_Problem details_
In the material below, find every line with "grains" and pull it out.
──────
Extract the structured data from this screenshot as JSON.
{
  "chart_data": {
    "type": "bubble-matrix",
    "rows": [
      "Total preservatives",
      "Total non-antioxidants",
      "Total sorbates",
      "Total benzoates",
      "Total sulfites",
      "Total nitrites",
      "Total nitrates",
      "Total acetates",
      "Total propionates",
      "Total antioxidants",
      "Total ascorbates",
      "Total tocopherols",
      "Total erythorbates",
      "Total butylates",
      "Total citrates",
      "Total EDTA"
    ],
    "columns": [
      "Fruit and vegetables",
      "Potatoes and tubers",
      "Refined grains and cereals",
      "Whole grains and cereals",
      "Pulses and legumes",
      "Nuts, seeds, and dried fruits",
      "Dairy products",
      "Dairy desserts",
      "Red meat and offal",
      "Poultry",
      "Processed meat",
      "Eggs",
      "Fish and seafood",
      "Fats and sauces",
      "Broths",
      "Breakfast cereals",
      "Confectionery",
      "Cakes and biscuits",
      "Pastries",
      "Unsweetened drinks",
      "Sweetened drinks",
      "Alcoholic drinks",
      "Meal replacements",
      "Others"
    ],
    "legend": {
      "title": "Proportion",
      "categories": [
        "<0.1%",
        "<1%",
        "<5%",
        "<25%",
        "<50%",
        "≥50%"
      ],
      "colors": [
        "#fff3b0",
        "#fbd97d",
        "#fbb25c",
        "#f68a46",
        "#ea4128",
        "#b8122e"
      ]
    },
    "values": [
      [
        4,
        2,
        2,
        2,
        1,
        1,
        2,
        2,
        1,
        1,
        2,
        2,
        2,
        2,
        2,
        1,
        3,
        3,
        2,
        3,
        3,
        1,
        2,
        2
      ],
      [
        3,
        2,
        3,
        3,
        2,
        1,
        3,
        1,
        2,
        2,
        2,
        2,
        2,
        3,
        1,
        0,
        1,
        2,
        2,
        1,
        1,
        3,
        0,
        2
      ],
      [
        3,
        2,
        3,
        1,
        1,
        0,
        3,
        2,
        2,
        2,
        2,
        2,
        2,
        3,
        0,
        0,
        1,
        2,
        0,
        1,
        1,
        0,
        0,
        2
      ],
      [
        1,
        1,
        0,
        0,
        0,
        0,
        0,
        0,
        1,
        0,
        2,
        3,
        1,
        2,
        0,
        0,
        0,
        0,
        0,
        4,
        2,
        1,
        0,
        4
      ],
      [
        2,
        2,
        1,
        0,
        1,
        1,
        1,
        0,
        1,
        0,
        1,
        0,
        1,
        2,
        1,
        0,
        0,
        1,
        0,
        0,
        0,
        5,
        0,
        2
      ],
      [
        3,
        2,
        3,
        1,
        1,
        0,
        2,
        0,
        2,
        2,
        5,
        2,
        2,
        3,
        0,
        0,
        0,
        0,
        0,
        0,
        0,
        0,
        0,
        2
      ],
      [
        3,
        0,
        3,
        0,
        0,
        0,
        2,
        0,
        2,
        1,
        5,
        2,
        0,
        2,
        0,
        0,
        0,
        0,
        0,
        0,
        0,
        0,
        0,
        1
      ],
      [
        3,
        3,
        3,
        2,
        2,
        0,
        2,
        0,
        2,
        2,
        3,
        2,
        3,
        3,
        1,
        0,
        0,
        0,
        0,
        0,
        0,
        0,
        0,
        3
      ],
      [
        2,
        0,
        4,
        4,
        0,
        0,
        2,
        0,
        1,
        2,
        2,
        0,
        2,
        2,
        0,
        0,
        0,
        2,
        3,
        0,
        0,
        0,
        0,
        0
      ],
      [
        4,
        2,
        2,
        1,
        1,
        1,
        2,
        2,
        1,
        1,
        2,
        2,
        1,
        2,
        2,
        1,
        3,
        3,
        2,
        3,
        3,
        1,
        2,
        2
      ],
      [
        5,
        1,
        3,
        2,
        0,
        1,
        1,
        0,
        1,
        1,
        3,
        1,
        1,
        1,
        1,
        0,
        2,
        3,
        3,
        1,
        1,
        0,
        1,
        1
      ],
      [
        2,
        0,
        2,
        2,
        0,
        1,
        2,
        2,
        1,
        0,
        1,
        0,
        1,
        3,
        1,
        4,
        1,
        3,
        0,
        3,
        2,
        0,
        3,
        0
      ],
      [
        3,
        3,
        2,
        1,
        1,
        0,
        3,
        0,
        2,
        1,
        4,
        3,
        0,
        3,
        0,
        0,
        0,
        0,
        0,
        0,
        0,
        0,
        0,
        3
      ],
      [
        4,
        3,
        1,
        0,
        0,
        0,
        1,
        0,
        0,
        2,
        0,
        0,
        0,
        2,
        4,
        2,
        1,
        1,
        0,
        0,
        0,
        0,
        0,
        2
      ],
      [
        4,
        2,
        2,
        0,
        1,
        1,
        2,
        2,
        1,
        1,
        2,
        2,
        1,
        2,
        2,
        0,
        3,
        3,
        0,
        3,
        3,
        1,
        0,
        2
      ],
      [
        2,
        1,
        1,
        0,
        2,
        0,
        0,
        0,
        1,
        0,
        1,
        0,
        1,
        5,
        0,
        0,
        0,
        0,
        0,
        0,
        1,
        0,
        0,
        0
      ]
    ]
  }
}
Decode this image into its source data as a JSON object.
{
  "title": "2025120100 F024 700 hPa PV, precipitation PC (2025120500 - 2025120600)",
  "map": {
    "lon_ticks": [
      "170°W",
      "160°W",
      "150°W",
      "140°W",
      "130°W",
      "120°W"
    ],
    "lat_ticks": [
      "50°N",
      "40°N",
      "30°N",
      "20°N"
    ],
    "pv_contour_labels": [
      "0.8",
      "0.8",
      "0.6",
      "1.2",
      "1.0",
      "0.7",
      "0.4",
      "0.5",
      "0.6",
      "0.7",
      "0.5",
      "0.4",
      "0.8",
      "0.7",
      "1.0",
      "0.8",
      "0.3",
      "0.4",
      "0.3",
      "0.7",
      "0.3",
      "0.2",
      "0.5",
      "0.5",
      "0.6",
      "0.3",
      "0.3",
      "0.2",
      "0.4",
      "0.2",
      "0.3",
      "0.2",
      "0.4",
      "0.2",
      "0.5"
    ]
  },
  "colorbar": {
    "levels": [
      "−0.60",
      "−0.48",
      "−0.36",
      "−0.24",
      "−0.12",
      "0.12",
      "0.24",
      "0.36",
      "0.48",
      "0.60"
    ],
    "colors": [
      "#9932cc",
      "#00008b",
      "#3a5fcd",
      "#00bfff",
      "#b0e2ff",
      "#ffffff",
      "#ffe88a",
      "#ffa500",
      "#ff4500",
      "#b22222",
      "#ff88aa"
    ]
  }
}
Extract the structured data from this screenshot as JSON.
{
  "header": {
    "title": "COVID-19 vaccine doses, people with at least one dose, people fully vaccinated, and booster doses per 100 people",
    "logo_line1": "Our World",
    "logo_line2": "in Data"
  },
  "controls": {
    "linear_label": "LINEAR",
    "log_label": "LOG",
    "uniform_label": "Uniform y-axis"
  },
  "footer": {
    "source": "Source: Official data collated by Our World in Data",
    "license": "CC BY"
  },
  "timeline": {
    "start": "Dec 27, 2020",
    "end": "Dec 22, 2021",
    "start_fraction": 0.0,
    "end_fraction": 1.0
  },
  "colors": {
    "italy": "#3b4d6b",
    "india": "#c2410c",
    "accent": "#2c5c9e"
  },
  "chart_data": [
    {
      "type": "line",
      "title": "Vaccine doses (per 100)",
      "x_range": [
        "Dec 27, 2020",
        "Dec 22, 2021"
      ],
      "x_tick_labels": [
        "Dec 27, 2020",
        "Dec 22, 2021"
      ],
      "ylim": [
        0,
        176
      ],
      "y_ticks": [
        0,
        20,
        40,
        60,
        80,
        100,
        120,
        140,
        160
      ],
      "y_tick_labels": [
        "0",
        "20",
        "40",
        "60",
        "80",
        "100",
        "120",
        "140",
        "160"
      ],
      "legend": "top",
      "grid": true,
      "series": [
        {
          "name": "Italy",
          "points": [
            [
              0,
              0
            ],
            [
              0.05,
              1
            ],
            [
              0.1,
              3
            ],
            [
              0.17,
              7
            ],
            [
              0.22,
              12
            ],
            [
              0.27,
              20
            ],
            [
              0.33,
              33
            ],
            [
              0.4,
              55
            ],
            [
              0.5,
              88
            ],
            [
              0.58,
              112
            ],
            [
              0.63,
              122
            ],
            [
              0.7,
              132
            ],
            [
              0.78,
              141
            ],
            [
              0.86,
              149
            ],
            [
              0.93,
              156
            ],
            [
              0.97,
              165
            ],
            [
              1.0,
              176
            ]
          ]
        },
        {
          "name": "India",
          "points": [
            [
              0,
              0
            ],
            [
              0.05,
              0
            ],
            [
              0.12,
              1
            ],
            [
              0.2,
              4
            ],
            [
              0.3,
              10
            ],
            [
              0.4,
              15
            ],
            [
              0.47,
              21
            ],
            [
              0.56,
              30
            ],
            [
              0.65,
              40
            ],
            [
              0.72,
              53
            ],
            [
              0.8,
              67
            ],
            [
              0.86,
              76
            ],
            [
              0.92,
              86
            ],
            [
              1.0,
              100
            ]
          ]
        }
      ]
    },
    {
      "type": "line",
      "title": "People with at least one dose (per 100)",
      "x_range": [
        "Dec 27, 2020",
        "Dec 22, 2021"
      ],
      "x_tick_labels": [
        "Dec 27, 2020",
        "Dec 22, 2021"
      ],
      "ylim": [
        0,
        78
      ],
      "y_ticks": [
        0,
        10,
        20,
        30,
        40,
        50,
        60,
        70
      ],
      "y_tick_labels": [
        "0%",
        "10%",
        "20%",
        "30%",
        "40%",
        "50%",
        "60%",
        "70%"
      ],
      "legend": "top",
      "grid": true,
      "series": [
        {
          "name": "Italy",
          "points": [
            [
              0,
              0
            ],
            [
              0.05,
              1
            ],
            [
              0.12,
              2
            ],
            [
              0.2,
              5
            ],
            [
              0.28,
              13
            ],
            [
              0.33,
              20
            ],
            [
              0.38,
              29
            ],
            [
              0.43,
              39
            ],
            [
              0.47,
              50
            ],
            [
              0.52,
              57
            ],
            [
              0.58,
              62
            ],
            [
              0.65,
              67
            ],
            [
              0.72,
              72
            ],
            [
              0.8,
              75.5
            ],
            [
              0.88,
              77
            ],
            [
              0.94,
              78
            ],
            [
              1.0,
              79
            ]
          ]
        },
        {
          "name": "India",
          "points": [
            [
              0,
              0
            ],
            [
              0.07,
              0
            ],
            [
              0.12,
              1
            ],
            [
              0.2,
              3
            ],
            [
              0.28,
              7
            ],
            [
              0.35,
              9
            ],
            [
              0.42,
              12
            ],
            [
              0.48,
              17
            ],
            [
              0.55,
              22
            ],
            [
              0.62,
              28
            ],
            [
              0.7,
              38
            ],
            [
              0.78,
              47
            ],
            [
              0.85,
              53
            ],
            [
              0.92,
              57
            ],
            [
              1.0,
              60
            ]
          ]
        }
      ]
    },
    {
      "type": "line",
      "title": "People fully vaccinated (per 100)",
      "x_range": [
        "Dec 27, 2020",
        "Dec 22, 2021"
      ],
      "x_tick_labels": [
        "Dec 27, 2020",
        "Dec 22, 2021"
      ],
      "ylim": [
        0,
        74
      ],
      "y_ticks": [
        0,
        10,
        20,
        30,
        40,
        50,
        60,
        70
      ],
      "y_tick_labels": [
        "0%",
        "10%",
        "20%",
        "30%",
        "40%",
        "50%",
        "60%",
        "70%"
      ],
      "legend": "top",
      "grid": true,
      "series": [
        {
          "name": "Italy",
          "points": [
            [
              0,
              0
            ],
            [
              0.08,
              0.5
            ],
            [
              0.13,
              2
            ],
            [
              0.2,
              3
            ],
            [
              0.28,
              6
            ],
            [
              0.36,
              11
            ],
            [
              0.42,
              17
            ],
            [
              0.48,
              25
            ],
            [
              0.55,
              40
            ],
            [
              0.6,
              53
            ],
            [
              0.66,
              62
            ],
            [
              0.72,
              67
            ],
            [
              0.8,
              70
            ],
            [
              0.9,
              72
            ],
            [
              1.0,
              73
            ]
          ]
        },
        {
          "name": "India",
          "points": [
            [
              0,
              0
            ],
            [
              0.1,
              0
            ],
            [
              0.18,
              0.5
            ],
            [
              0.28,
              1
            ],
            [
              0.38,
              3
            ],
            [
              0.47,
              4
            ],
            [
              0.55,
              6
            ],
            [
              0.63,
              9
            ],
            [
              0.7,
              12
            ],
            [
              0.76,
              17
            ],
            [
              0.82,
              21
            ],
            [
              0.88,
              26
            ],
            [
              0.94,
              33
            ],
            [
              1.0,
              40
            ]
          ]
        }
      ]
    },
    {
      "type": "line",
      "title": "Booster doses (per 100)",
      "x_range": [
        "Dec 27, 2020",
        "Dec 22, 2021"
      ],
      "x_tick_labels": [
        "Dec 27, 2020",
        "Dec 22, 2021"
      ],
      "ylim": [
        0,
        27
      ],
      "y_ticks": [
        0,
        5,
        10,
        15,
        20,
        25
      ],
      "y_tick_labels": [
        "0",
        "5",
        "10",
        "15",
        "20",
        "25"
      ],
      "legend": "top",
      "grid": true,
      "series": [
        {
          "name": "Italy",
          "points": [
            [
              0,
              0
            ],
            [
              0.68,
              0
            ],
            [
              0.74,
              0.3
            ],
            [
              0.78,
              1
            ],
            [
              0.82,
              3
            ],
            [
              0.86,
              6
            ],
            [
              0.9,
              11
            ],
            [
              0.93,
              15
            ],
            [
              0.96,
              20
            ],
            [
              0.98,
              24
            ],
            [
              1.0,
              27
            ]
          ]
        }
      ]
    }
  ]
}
──────
_Output of the exercise_
      "Refined grains and cereals",
      "Whole grains and cereals",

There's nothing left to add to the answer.